> **PROBLEM**
Write out only the lines from the line that holds "Read this page and output its text content." to the end of the listing below, inclusive, with the pictures omitted.

Saved entries
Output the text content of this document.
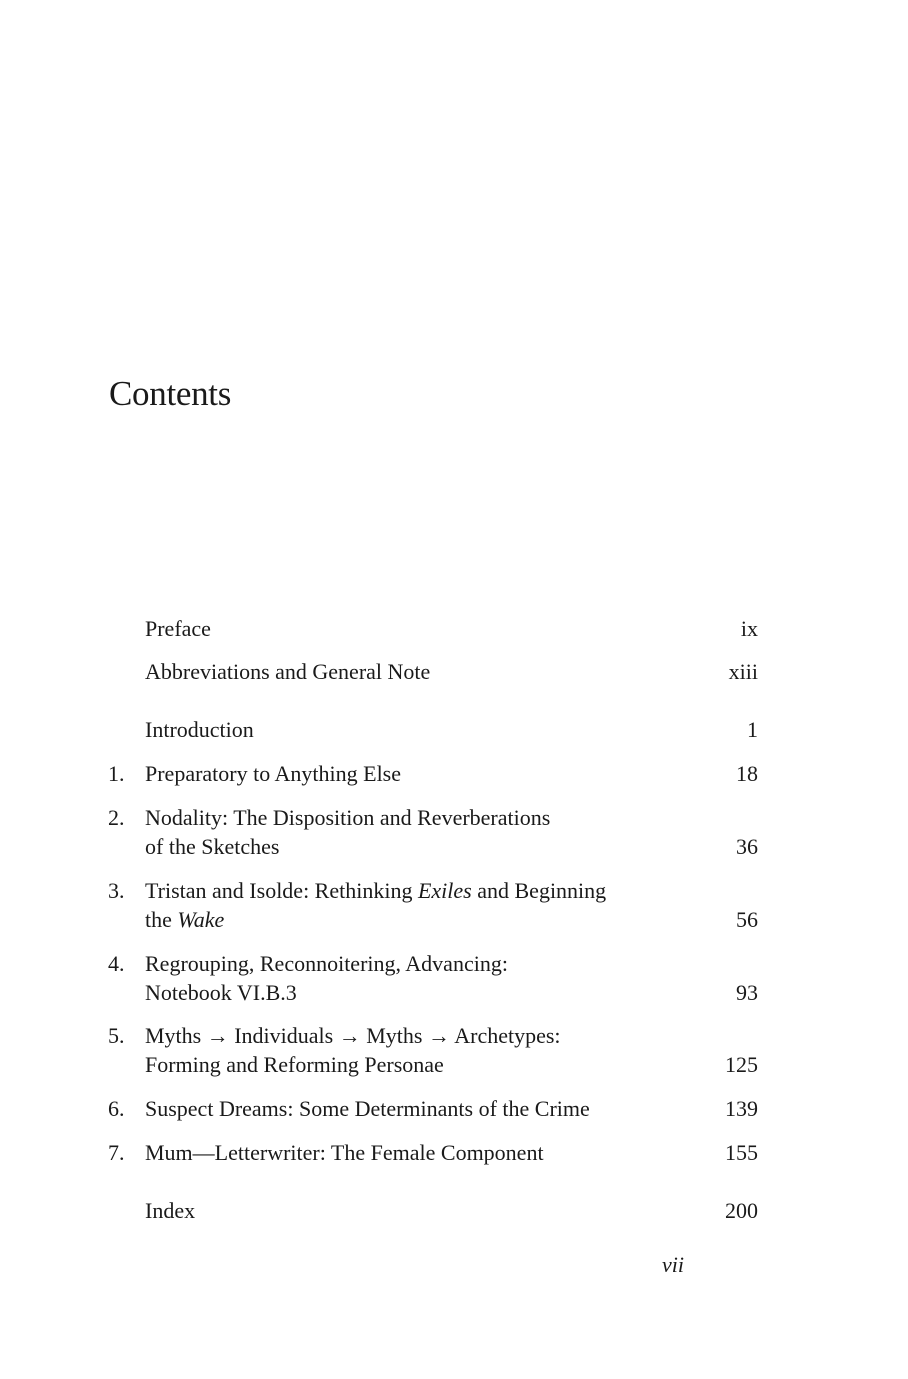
Contents
Preface	ix
Abbreviations and General Note	xiii
Introduction	1
1. Preparatory to Anything Else	18
2. Nodality: The Disposition and Reverberations
of the Sketches	36
3. Tristan and Isolde: Rethinking Exiles and Beginning
the Wake	56
4. Regrouping, Reconnoitering, Advancing:
Notebook VI.B.3	93
5. Myths → Individuals → Myths → Archetypes:
Forming and Reforming Personae	125
6. Suspect Dreams: Some Determinants of the Crime	139
7. Mum—Letterwriter: The Female Component	155
Index	200
vii
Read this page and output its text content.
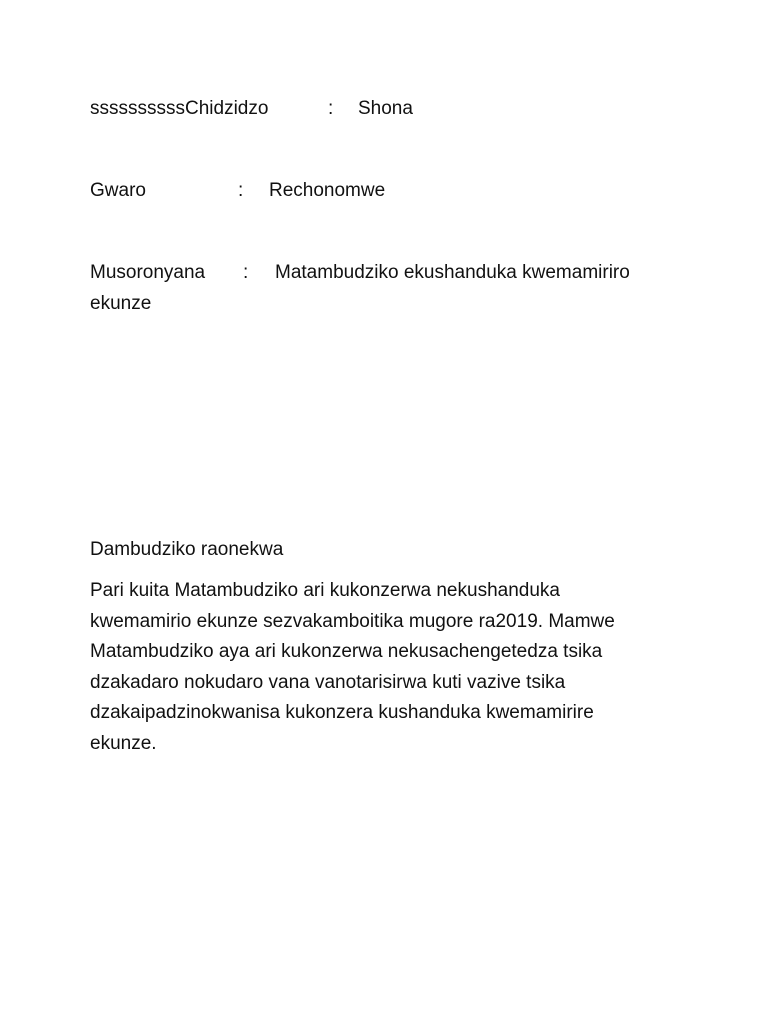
ssssssssssChidzidzo	: Shona
Gwaro	: Rechonomwe
Musoronyana : Matambudziko ekushanduka kwemamiriro
ekunze
Dambudziko raonekwa
Pari kuita Matambudziko ari kukonzerwa nekushanduka
kwemamirio ekunze sezvakamboitika mugore ra2019. Mamwe
Matambudziko aya ari kukonzerwa nekusachengetedza tsika
dzakadaro nokudaro vana vanotarisirwa kuti vazive tsika
dzakaipadzinokwanisa kukonzera kushanduka kwemamirire
ekunze.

> **WRITTEN ANSWER**
Read this page and output its text content.
ssssssssssChidzidzo	: Shona
Gwaro	: Rechonomwe
Musoronyana : Matambudziko ekushanduka kwemamiriro
ekunze
Dambudziko raonekwa
Pari kuita Matambudziko ari kukonzerwa nekushanduka
kwemamirio ekunze sezvakamboitika mugore ra2019. Mamwe
Matambudziko aya ari kukonzerwa nekusachengetedza tsika
dzakadaro nokudaro vana vanotarisirwa kuti vazive tsika
dzakaipadzinokwanisa kukonzera kushanduka kwemamirire
ekunze.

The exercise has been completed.